(Collected data entries)
========================

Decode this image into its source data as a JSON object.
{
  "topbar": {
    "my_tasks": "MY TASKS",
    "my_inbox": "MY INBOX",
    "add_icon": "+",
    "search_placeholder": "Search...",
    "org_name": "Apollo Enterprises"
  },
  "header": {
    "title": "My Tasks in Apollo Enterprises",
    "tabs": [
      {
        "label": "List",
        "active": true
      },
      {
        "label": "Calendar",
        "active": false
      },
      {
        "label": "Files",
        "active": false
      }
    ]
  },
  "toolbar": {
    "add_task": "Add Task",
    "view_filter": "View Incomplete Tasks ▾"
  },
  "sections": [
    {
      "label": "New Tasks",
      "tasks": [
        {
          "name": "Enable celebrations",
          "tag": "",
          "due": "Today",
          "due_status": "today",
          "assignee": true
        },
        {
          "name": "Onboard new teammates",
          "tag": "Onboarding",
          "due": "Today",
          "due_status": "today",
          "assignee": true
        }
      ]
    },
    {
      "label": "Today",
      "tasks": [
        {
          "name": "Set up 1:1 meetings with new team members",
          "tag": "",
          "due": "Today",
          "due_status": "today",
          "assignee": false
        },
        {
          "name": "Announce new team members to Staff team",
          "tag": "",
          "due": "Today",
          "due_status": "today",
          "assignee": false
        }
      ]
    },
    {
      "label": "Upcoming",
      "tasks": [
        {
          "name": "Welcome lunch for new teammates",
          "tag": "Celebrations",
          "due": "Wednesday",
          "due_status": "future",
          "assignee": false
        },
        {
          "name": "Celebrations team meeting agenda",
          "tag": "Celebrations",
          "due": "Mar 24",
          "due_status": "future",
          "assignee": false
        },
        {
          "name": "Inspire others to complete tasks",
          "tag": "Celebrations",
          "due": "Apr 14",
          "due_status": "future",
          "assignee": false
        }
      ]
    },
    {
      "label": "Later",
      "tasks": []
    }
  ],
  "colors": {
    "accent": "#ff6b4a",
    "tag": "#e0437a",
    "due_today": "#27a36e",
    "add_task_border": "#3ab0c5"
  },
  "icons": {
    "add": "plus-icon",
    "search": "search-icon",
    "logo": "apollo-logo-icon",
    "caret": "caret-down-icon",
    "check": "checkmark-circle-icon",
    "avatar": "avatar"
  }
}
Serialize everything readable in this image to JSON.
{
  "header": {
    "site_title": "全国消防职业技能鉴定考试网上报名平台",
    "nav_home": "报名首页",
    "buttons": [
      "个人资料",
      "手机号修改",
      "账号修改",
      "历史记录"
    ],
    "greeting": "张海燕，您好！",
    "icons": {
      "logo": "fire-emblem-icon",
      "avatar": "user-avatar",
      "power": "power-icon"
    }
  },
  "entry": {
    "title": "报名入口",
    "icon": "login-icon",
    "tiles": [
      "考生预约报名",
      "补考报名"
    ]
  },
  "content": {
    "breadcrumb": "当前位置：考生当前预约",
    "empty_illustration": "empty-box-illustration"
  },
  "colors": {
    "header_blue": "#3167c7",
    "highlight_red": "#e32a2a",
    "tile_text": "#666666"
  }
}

========================

**SET PROBLEM:**
Send back every record, precisely as written.

**RESULT:**
Decode this image into its source data as a JSON object.
{
  "topbar": {
    "my_tasks": "MY TASKS",
    "my_inbox": "MY INBOX",
    "add_icon": "+",
    "search_placeholder": "Search...",
    "org_name": "Apollo Enterprises"
  },
  "header": {
    "title": "My Tasks in Apollo Enterprises",
    "tabs": [
      {
        "label": "List",
        "active": true
      },
      {
        "label": "Calendar",
        "active": false
      },
      {
        "label": "Files",
        "active": false
      }
    ]
  },
  "toolbar": {
    "add_task": "Add Task",
    "view_filter": "View Incomplete Tasks ▾"
  },
  "sections": [
    {
      "label": "New Tasks",
      "tasks": [
        {
          "name": "Enable celebrations",
          "tag": "",
          "due": "Today",
          "due_status": "today",
          "assignee": true
        },
        {
          "name": "Onboard new teammates",
          "tag": "Onboarding",
          "due": "Today",
          "due_status": "today",
          "assignee": true
        }
      ]
    },
    {
      "label": "Today",
      "tasks": [
        {
          "name": "Set up 1:1 meetings with new team members",
          "tag": "",
          "due": "Today",
          "due_status": "today",
          "assignee": false
        },
        {
          "name": "Announce new team members to Staff team",
          "tag": "",
          "due": "Today",
          "due_status": "today",
          "assignee": false
        }
      ]
    },
    {
      "label": "Upcoming",
      "tasks": [
        {
          "name": "Welcome lunch for new teammates",
          "tag": "Celebrations",
          "due": "Wednesday",
          "due_status": "future",
          "assignee": false
        },
        {
          "name": "Celebrations team meeting agenda",
          "tag": "Celebrations",
          "due": "Mar 24",
          "due_status": "future",
          "assignee": false
        },
        {
          "name": "Inspire others to complete tasks",
          "tag": "Celebrations",
          "due": "Apr 14",
          "due_status": "future",
          "assignee": false
        }
      ]
    },
    {
      "label": "Later",
      "tasks": []
    }
  ],
  "colors": {
    "accent": "#ff6b4a",
    "tag": "#e0437a",
    "due_today": "#27a36e",
    "add_task_border": "#3ab0c5"
  },
  "icons": {
    "add": "plus-icon",
    "search": "search-icon",
    "logo": "apollo-logo-icon",
    "caret": "caret-down-icon",
    "check": "checkmark-circle-icon",
    "avatar": "avatar"
  }
}
Serialize everything readable in this image to JSON.
{
  "header": {
    "site_title": "全国消防职业技能鉴定考试网上报名平台",
    "nav_home": "报名首页",
    "buttons": [
      "个人资料",
      "手机号修改",
      "账号修改",
      "历史记录"
    ],
    "greeting": "张海燕，您好！",
    "icons": {
      "logo": "fire-emblem-icon",
      "avatar": "user-avatar",
      "power": "power-icon"
    }
  },
  "entry": {
    "title": "报名入口",
    "icon": "login-icon",
    "tiles": [
      "考生预约报名",
      "补考报名"
    ]
  },
  "content": {
    "breadcrumb": "当前位置：考生当前预约",
    "empty_illustration": "empty-box-illustration"
  },
  "colors": {
    "header_blue": "#3167c7",
    "highlight_red": "#e32a2a",
    "tile_text": "#666666"
  }
}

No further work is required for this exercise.